* [Written instruction]
Say how many lines include the word "para", using only a number.

* [Dataset excerpts]
++++++++++++++++++++
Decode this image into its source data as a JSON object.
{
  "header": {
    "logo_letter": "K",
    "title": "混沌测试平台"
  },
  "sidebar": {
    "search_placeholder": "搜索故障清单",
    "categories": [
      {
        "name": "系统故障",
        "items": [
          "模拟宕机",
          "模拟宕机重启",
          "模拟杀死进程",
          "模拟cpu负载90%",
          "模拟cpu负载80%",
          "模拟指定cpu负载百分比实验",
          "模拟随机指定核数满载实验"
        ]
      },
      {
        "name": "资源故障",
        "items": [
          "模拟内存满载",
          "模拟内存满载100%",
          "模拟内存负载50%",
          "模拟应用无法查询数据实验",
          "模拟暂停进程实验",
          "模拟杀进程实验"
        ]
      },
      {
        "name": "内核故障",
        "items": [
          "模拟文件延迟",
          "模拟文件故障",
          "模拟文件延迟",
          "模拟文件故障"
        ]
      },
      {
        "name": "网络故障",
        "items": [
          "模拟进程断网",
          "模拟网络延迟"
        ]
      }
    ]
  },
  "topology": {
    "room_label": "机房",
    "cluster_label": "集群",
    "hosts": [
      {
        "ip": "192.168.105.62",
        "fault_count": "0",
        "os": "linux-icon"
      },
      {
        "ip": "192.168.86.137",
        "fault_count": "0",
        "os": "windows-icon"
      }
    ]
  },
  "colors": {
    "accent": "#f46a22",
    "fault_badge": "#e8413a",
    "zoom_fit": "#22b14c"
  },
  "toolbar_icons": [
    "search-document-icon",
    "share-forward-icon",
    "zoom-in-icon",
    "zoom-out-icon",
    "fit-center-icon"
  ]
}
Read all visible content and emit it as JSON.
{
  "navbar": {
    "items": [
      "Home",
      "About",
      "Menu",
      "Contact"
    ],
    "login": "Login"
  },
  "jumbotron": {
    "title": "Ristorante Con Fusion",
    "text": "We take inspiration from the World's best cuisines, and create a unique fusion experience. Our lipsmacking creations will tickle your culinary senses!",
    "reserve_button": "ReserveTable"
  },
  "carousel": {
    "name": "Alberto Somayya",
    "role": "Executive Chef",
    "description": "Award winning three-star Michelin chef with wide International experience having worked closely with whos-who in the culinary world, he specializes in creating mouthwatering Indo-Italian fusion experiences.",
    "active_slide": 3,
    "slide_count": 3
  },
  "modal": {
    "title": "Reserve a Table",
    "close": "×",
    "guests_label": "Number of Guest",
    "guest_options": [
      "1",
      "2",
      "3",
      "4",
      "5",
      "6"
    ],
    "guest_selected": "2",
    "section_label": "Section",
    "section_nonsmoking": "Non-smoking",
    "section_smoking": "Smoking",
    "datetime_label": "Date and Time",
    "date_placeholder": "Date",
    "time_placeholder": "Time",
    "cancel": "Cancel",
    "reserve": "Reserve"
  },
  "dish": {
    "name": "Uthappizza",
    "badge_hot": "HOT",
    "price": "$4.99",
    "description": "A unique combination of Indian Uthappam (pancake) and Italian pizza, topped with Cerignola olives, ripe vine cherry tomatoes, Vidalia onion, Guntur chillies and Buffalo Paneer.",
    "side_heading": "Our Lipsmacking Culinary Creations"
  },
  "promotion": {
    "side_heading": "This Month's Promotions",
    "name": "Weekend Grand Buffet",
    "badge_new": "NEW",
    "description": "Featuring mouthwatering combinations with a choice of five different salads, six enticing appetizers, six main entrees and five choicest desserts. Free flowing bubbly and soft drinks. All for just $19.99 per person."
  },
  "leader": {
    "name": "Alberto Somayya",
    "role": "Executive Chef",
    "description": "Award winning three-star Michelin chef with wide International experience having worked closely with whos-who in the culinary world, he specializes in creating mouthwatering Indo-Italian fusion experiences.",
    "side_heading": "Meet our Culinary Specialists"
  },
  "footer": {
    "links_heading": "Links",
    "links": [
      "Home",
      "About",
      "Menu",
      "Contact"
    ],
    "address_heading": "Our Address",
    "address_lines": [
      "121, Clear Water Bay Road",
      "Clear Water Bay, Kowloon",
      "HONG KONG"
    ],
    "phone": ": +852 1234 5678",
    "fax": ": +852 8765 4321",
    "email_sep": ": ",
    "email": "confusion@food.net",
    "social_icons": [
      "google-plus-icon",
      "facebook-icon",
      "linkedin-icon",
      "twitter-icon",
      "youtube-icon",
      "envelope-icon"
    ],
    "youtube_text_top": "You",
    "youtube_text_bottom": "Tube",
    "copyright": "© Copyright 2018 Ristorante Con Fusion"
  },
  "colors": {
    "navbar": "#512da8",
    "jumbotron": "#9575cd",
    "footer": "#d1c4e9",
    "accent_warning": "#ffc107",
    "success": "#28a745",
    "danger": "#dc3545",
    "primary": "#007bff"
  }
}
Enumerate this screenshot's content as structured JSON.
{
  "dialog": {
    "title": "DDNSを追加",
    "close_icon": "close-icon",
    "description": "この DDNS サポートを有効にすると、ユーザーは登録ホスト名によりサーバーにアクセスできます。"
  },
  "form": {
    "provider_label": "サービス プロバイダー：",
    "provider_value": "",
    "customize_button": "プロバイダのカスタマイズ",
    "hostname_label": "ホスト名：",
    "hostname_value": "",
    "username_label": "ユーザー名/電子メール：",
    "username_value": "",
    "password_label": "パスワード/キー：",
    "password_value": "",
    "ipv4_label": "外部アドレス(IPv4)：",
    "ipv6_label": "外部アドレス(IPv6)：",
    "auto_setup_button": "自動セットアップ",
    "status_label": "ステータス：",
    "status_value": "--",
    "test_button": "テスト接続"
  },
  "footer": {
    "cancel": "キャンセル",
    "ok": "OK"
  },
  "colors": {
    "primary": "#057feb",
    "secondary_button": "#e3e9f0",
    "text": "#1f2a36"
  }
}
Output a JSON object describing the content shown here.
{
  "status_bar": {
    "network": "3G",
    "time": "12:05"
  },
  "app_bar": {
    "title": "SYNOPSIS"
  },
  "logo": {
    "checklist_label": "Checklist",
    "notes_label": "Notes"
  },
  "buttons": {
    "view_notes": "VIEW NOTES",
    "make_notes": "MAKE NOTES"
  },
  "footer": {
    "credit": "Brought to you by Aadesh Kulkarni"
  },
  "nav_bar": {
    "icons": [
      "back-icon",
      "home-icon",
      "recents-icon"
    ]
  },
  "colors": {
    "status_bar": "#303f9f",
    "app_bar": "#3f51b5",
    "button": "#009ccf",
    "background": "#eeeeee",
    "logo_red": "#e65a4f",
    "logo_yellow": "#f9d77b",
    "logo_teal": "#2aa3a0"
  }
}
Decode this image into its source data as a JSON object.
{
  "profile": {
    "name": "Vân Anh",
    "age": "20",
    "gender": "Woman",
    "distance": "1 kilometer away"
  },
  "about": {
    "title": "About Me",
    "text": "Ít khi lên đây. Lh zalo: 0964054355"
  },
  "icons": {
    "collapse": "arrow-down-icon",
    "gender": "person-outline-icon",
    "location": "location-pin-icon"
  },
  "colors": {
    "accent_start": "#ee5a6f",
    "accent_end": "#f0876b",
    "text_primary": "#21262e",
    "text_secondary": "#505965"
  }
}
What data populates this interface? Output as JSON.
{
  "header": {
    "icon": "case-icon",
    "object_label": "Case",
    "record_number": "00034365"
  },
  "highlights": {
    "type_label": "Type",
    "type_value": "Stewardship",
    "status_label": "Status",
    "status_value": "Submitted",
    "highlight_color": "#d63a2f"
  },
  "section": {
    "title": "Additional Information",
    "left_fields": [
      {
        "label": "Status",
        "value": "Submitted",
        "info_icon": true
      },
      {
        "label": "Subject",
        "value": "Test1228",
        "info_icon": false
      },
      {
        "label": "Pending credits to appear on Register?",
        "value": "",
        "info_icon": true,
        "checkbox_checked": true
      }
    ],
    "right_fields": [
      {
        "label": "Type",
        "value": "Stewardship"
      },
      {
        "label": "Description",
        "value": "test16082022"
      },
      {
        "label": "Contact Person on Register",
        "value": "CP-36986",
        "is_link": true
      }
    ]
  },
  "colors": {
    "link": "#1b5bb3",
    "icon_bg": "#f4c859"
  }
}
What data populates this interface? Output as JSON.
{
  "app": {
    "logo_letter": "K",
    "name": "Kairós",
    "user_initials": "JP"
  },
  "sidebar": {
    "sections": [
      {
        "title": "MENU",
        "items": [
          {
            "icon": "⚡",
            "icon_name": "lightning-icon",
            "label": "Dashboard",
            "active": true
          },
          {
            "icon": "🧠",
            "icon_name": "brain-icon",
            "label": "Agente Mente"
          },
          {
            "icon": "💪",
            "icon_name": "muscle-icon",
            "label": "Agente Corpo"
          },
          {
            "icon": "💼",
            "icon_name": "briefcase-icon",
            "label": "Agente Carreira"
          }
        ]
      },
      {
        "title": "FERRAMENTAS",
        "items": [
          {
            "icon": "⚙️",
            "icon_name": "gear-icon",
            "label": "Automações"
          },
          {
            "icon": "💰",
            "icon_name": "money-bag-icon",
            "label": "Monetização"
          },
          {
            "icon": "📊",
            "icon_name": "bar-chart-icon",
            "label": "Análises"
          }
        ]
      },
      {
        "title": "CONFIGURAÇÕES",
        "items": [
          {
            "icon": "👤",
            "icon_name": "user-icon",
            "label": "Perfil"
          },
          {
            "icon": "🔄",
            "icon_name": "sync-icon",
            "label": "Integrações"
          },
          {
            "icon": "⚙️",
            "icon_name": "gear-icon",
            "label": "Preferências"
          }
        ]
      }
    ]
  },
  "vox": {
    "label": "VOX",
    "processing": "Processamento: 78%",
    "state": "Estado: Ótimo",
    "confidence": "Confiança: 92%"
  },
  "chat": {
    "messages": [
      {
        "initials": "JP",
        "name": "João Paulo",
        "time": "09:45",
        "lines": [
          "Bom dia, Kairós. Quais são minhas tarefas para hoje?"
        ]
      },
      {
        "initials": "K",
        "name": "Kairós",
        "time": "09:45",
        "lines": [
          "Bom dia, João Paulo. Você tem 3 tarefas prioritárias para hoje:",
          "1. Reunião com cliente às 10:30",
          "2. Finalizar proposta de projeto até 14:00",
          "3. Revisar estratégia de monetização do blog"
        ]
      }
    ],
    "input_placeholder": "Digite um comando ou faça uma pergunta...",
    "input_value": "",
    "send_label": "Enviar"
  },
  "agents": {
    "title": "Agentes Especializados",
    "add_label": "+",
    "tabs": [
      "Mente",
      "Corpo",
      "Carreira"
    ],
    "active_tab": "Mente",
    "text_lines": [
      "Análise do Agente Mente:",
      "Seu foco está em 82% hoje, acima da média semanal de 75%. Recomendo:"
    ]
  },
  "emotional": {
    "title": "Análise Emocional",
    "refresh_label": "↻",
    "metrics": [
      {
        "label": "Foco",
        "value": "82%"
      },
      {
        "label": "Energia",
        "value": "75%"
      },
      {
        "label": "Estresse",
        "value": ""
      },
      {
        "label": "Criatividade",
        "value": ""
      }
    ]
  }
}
++++++++++++++++++++
* [Response to the task]
2